▶ _What is asked_:
Return every line of the material below verbatim, with no changes.

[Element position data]
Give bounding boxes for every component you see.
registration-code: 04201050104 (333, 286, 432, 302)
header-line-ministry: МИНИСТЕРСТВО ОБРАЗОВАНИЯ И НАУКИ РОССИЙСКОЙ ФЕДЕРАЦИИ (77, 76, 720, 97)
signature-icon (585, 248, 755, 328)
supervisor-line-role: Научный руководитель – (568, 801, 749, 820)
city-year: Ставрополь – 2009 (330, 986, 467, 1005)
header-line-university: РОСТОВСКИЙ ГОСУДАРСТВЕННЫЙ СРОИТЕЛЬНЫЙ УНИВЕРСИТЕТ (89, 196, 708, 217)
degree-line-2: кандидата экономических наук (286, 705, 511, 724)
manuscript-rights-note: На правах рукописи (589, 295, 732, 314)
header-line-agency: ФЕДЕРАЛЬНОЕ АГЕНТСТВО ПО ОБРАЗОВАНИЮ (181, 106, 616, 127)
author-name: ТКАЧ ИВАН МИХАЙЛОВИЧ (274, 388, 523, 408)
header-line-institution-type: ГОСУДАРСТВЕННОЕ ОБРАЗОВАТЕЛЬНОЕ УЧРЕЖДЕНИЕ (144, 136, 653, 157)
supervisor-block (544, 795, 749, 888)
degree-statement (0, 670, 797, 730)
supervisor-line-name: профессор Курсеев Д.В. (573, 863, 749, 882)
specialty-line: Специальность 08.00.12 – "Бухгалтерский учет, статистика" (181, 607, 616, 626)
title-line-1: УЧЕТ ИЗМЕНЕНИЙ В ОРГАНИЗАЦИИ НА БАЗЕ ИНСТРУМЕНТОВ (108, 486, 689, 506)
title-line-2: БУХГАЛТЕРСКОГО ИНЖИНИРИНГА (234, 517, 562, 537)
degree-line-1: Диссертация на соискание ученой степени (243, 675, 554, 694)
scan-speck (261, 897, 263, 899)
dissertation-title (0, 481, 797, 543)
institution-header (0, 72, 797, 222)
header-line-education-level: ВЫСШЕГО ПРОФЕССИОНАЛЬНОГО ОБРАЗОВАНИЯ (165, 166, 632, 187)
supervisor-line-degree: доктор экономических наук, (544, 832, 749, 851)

▶ _Answer to the problem_:
Give bounding boxes for every component you see.
registration-code: 04201050104 (333, 286, 432, 302)
header-line-ministry: МИНИСТЕРСТВО ОБРАЗОВАНИЯ И НАУКИ РОССИЙСКОЙ ФЕДЕРАЦИИ (77, 76, 720, 97)
signature-icon (585, 248, 755, 328)
supervisor-line-role: Научный руководитель – (568, 801, 749, 820)
city-year: Ставрополь – 2009 (330, 986, 467, 1005)
header-line-university: РОСТОВСКИЙ ГОСУДАРСТВЕННЫЙ СРОИТЕЛЬНЫЙ УНИВЕРСИТЕТ (89, 196, 708, 217)
degree-line-2: кандидата экономических наук (286, 705, 511, 724)
manuscript-rights-note: На правах рукописи (589, 295, 732, 314)
header-line-agency: ФЕДЕРАЛЬНОЕ АГЕНТСТВО ПО ОБРАЗОВАНИЮ (181, 106, 616, 127)
author-name: ТКАЧ ИВАН МИХАЙЛОВИЧ (274, 388, 523, 408)
header-line-institution-type: ГОСУДАРСТВЕННОЕ ОБРАЗОВАТЕЛЬНОЕ УЧРЕЖДЕНИЕ (144, 136, 653, 157)
supervisor-block (544, 795, 749, 888)
degree-statement (0, 670, 797, 730)
supervisor-line-name: профессор Курсеев Д.В. (573, 863, 749, 882)
specialty-line: Специальность 08.00.12 – "Бухгалтерский учет, статистика" (181, 607, 616, 626)
title-line-1: УЧЕТ ИЗМЕНЕНИЙ В ОРГАНИЗАЦИИ НА БАЗЕ ИНСТРУМЕНТОВ (108, 486, 689, 506)
title-line-2: БУХГАЛТЕРСКОГО ИНЖИНИРИНГА (234, 517, 562, 537)
degree-line-1: Диссертация на соискание ученой степени (243, 675, 554, 694)
scan-speck (261, 897, 263, 899)
dissertation-title (0, 481, 797, 543)
institution-header (0, 72, 797, 222)
header-line-education-level: ВЫСШЕГО ПРОФЕССИОНАЛЬНОГО ОБРАЗОВАНИЯ (165, 166, 632, 187)
supervisor-line-degree: доктор экономических наук, (544, 832, 749, 851)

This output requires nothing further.